━━━━━ Data excerpts

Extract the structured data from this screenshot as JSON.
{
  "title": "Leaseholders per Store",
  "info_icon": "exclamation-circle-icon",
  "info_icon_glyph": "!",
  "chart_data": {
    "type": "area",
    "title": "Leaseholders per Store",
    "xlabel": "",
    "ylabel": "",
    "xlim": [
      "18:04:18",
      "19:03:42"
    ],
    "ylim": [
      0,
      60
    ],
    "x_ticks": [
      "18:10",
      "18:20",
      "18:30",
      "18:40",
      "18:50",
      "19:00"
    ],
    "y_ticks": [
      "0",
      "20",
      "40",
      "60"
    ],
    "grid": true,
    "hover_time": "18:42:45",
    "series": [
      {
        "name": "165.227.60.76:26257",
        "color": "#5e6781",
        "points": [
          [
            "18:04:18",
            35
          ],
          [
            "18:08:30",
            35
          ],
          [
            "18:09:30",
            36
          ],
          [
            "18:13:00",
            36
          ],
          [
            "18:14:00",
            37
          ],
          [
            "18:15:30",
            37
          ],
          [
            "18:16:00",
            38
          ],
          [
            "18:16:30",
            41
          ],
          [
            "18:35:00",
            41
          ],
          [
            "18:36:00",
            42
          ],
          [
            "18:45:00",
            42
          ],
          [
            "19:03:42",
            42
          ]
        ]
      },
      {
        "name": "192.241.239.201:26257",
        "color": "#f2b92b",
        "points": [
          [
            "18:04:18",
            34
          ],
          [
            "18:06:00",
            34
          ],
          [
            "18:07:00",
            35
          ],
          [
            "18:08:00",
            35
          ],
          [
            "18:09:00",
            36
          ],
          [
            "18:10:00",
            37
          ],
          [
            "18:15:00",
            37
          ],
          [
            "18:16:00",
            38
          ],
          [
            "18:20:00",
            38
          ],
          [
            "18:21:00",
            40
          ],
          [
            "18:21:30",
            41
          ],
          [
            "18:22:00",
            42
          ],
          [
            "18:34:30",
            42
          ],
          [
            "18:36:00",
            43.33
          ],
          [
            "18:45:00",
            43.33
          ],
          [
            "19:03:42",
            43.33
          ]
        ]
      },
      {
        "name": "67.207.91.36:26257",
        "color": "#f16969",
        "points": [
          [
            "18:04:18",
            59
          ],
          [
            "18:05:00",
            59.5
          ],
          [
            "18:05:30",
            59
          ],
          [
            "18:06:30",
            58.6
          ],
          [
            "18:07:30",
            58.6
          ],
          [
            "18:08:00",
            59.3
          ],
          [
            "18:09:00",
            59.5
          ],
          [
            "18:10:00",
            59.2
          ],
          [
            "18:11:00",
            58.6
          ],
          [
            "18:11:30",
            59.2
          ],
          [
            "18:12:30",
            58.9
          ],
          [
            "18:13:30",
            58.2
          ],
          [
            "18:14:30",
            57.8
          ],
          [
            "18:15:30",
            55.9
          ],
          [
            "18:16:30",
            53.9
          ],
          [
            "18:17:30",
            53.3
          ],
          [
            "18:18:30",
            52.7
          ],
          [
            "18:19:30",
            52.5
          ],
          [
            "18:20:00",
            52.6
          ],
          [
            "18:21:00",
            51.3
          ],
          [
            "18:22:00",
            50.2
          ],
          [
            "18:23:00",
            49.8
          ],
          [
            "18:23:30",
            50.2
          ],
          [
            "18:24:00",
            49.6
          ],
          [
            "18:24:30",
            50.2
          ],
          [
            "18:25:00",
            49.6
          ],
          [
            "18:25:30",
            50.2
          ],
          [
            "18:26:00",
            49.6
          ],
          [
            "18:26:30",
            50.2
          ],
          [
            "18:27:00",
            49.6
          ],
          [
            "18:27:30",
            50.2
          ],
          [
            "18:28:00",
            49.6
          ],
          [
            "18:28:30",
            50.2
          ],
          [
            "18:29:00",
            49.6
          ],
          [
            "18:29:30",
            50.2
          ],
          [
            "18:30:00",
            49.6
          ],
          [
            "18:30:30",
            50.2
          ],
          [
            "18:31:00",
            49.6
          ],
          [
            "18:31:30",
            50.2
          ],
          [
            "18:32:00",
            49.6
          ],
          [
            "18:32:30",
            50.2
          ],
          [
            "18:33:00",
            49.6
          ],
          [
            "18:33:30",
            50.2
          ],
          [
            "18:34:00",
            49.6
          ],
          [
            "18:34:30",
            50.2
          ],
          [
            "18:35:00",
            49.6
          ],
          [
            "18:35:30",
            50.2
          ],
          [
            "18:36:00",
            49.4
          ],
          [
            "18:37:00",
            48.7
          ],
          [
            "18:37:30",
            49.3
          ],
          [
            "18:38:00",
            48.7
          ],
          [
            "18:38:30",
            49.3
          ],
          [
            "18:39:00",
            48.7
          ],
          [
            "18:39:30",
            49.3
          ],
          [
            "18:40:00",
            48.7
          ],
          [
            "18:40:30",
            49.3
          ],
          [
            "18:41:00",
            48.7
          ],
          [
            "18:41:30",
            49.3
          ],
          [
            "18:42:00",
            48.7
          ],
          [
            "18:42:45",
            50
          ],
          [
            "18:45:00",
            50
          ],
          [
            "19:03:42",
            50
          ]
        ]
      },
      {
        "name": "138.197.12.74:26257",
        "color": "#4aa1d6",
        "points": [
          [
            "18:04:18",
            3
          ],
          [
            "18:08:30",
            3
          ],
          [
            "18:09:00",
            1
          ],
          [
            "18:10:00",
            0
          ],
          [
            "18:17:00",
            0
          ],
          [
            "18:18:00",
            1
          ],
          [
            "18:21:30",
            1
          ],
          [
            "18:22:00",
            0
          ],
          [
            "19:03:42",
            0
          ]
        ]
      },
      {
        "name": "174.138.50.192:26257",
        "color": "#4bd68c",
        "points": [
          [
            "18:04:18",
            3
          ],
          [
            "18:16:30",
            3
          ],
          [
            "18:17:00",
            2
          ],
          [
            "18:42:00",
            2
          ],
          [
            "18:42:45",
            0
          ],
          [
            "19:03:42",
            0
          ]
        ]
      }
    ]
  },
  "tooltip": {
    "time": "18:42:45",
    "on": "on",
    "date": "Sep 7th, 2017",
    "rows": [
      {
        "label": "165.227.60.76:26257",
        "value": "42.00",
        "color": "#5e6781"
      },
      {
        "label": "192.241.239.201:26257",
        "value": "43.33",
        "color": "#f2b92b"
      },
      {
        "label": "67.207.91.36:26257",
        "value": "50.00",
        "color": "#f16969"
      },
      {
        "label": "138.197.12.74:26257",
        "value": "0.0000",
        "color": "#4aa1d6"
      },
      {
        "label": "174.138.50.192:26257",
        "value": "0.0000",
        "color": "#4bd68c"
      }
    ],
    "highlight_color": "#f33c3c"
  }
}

━━━━━━━━━━

### Given exercise
Without omitting anything, output the entries exactly.

### Task result
Extract the structured data from this screenshot as JSON.
{
  "title": "Leaseholders per Store",
  "info_icon": "exclamation-circle-icon",
  "info_icon_glyph": "!",
  "chart_data": {
    "type": "area",
    "title": "Leaseholders per Store",
    "xlabel": "",
    "ylabel": "",
    "xlim": [
      "18:04:18",
      "19:03:42"
    ],
    "ylim": [
      0,
      60
    ],
    "x_ticks": [
      "18:10",
      "18:20",
      "18:30",
      "18:40",
      "18:50",
      "19:00"
    ],
    "y_ticks": [
      "0",
      "20",
      "40",
      "60"
    ],
    "grid": true,
    "hover_time": "18:42:45",
    "series": [
      {
        "name": "165.227.60.76:26257",
        "color": "#5e6781",
        "points": [
          [
            "18:04:18",
            35
          ],
          [
            "18:08:30",
            35
          ],
          [
            "18:09:30",
            36
          ],
          [
            "18:13:00",
            36
          ],
          [
            "18:14:00",
            37
          ],
          [
            "18:15:30",
            37
          ],
          [
            "18:16:00",
            38
          ],
          [
            "18:16:30",
            41
          ],
          [
            "18:35:00",
            41
          ],
          [
            "18:36:00",
            42
          ],
          [
            "18:45:00",
            42
          ],
          [
            "19:03:42",
            42
          ]
        ]
      },
      {
        "name": "192.241.239.201:26257",
        "color": "#f2b92b",
        "points": [
          [
            "18:04:18",
            34
          ],
          [
            "18:06:00",
            34
          ],
          [
            "18:07:00",
            35
          ],
          [
            "18:08:00",
            35
          ],
          [
            "18:09:00",
            36
          ],
          [
            "18:10:00",
            37
          ],
          [
            "18:15:00",
            37
          ],
          [
            "18:16:00",
            38
          ],
          [
            "18:20:00",
            38
          ],
          [
            "18:21:00",
            40
          ],
          [
            "18:21:30",
            41
          ],
          [
            "18:22:00",
            42
          ],
          [
            "18:34:30",
            42
          ],
          [
            "18:36:00",
            43.33
          ],
          [
            "18:45:00",
            43.33
          ],
          [
            "19:03:42",
            43.33
          ]
        ]
      },
      {
        "name": "67.207.91.36:26257",
        "color": "#f16969",
        "points": [
          [
            "18:04:18",
            59
          ],
          [
            "18:05:00",
            59.5
          ],
          [
            "18:05:30",
            59
          ],
          [
            "18:06:30",
            58.6
          ],
          [
            "18:07:30",
            58.6
          ],
          [
            "18:08:00",
            59.3
          ],
          [
            "18:09:00",
            59.5
          ],
          [
            "18:10:00",
            59.2
          ],
          [
            "18:11:00",
            58.6
          ],
          [
            "18:11:30",
            59.2
          ],
          [
            "18:12:30",
            58.9
          ],
          [
            "18:13:30",
            58.2
          ],
          [
            "18:14:30",
            57.8
          ],
          [
            "18:15:30",
            55.9
          ],
          [
            "18:16:30",
            53.9
          ],
          [
            "18:17:30",
            53.3
          ],
          [
            "18:18:30",
            52.7
          ],
          [
            "18:19:30",
            52.5
          ],
          [
            "18:20:00",
            52.6
          ],
          [
            "18:21:00",
            51.3
          ],
          [
            "18:22:00",
            50.2
          ],
          [
            "18:23:00",
            49.8
          ],
          [
            "18:23:30",
            50.2
          ],
          [
            "18:24:00",
            49.6
          ],
          [
            "18:24:30",
            50.2
          ],
          [
            "18:25:00",
            49.6
          ],
          [
            "18:25:30",
            50.2
          ],
          [
            "18:26:00",
            49.6
          ],
          [
            "18:26:30",
            50.2
          ],
          [
            "18:27:00",
            49.6
          ],
          [
            "18:27:30",
            50.2
          ],
          [
            "18:28:00",
            49.6
          ],
          [
            "18:28:30",
            50.2
          ],
          [
            "18:29:00",
            49.6
          ],
          [
            "18:29:30",
            50.2
          ],
          [
            "18:30:00",
            49.6
          ],
          [
            "18:30:30",
            50.2
          ],
          [
            "18:31:00",
            49.6
          ],
          [
            "18:31:30",
            50.2
          ],
          [
            "18:32:00",
            49.6
          ],
          [
            "18:32:30",
            50.2
          ],
          [
            "18:33:00",
            49.6
          ],
          [
            "18:33:30",
            50.2
          ],
          [
            "18:34:00",
            49.6
          ],
          [
            "18:34:30",
            50.2
          ],
          [
            "18:35:00",
            49.6
          ],
          [
            "18:35:30",
            50.2
          ],
          [
            "18:36:00",
            49.4
          ],
          [
            "18:37:00",
            48.7
          ],
          [
            "18:37:30",
            49.3
          ],
          [
            "18:38:00",
            48.7
          ],
          [
            "18:38:30",
            49.3
          ],
          [
            "18:39:00",
            48.7
          ],
          [
            "18:39:30",
            49.3
          ],
          [
            "18:40:00",
            48.7
          ],
          [
            "18:40:30",
            49.3
          ],
          [
            "18:41:00",
            48.7
          ],
          [
            "18:41:30",
            49.3
          ],
          [
            "18:42:00",
            48.7
          ],
          [
            "18:42:45",
            50
          ],
          [
            "18:45:00",
            50
          ],
          [
            "19:03:42",
            50
          ]
        ]
      },
      {
        "name": "138.197.12.74:26257",
        "color": "#4aa1d6",
        "points": [
          [
            "18:04:18",
            3
          ],
          [
            "18:08:30",
            3
          ],
          [
            "18:09:00",
            1
          ],
          [
            "18:10:00",
            0
          ],
          [
            "18:17:00",
            0
          ],
          [
            "18:18:00",
            1
          ],
          [
            "18:21:30",
            1
          ],
          [
            "18:22:00",
            0
          ],
          [
            "19:03:42",
            0
          ]
        ]
      },
      {
        "name": "174.138.50.192:26257",
        "color": "#4bd68c",
        "points": [
          [
            "18:04:18",
            3
          ],
          [
            "18:16:30",
            3
          ],
          [
            "18:17:00",
            2
          ],
          [
            "18:42:00",
            2
          ],
          [
            "18:42:45",
            0
          ],
          [
            "19:03:42",
            0
          ]
        ]
      }
    ]
  },
  "tooltip": {
    "time": "18:42:45",
    "on": "on",
    "date": "Sep 7th, 2017",
    "rows": [
      {
        "label": "165.227.60.76:26257",
        "value": "42.00",
        "color": "#5e6781"
      },
      {
        "label": "192.241.239.201:26257",
        "value": "43.33",
        "color": "#f2b92b"
      },
      {
        "label": "67.207.91.36:26257",
        "value": "50.00",
        "color": "#f16969"
      },
      {
        "label": "138.197.12.74:26257",
        "value": "0.0000",
        "color": "#4aa1d6"
      },
      {
        "label": "174.138.50.192:26257",
        "value": "0.0000",
        "color": "#4bd68c"
      }
    ],
    "highlight_color": "#f33c3c"
  }
}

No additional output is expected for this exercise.